TASK DESCRIPTION — Although the listing contains pictures, reproduce only its text, exactly as written.
#### DATA LISTING
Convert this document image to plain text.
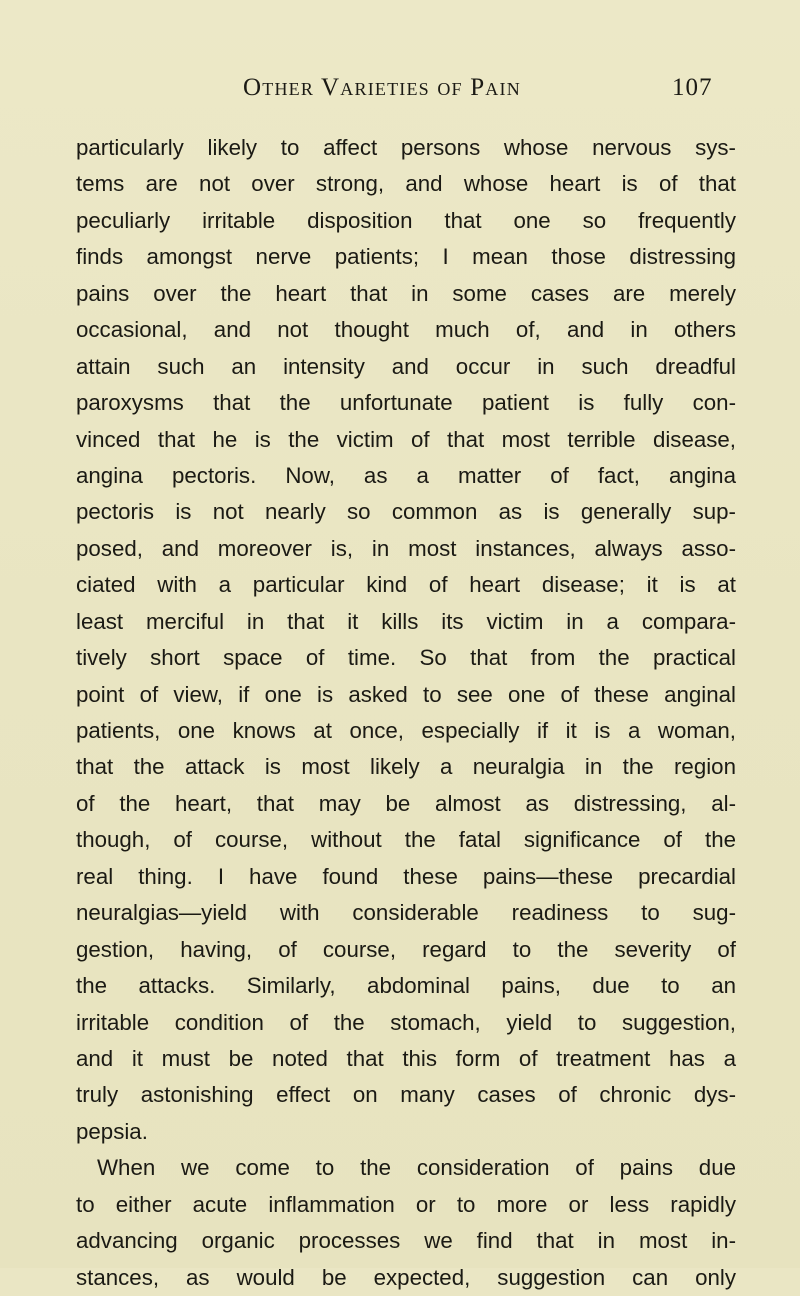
Other Varieties of Pain	107
particularly likely to affect persons whose nervous sys-
tems are not over strong, and whose heart is of that
peculiarly irritable disposition that one so frequently
finds amongst nerve patients; I mean those distressing
pains over the heart that in some cases are merely
occasional, and not thought much of, and in others
attain such an intensity and occur in such dreadful
paroxysms that the unfortunate patient is fully con-
vinced that he is the victim of that most terrible disease,
angina pectoris. Now, as a matter of fact, angina
pectoris is not nearly so common as is generally sup-
posed, and moreover is, in most instances, always asso-
ciated with a particular kind of heart disease; it is at
least merciful in that it kills its victim in a compara-
tively short space of time. So that from the practical
point of view, if one is asked to see one of these anginal
patients, one knows at once, especially if it is a woman,
that the attack is most likely a neuralgia in the region
of the heart, that may be almost as distressing, al-
though, of course, without the fatal significance of the
real thing. I have found these pains—these precardial
neuralgias—yield with considerable readiness to sug-
gestion, having, of course, regard to the severity of
the attacks. Similarly, abdominal pains, due to an
irritable condition of the stomach, yield to suggestion,
and it must be noted that this form of treatment has a
truly astonishing effect on many cases of chronic dys-
pepsia.
When we come to the consideration of pains due
to either acute inflammation or to more or less rapidly
advancing organic processes we find that in most in-
stances, as would be expected, suggestion can only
########
RESPONSE AREA —
Convert this document image to plain text.
Other Varieties of Pain	107
particularly likely to affect persons whose nervous sys-
tems are not over strong, and whose heart is of that
peculiarly irritable disposition that one so frequently
finds amongst nerve patients; I mean those distressing
pains over the heart that in some cases are merely
occasional, and not thought much of, and in others
attain such an intensity and occur in such dreadful
paroxysms that the unfortunate patient is fully con-
vinced that he is the victim of that most terrible disease,
angina pectoris. Now, as a matter of fact, angina
pectoris is not nearly so common as is generally sup-
posed, and moreover is, in most instances, always asso-
ciated with a particular kind of heart disease; it is at
least merciful in that it kills its victim in a compara-
tively short space of time. So that from the practical
point of view, if one is asked to see one of these anginal
patients, one knows at once, especially if it is a woman,
that the attack is most likely a neuralgia in the region
of the heart, that may be almost as distressing, al-
though, of course, without the fatal significance of the
real thing. I have found these pains—these precardial
neuralgias—yield with considerable readiness to sug-
gestion, having, of course, regard to the severity of
the attacks. Similarly, abdominal pains, due to an
irritable condition of the stomach, yield to suggestion,
and it must be noted that this form of treatment has a
truly astonishing effect on many cases of chronic dys-
pepsia.
When we come to the consideration of pains due
to either acute inflammation or to more or less rapidly
advancing organic processes we find that in most in-
stances, as would be expected, suggestion can only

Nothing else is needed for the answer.